▸ Stored data entries
┌────────

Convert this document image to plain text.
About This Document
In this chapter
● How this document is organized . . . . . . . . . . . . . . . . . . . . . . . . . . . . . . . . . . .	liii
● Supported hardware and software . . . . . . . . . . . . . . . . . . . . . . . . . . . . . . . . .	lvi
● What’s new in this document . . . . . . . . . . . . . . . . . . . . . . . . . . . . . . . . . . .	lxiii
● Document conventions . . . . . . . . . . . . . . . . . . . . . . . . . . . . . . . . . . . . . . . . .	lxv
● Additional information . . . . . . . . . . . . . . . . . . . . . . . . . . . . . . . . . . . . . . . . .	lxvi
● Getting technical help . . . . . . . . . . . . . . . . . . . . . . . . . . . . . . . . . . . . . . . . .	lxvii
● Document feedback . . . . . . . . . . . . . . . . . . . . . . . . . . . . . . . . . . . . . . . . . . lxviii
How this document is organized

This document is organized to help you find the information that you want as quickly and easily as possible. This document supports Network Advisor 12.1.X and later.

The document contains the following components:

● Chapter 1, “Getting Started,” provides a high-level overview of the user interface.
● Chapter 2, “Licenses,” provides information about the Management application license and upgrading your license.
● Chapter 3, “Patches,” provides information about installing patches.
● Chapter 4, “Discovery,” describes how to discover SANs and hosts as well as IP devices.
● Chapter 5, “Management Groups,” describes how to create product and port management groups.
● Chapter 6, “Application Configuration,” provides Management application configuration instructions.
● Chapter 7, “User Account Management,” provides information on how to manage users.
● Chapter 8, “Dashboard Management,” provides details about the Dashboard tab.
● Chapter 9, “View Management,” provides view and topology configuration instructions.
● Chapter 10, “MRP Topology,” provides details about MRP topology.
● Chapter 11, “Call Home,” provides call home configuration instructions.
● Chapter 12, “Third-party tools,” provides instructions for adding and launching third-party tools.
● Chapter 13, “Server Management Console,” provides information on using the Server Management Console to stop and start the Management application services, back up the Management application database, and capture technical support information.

└────────

▸ Task statement
Count every line above that holds the word "help", and state the number and nothing more.

▸ Final result
2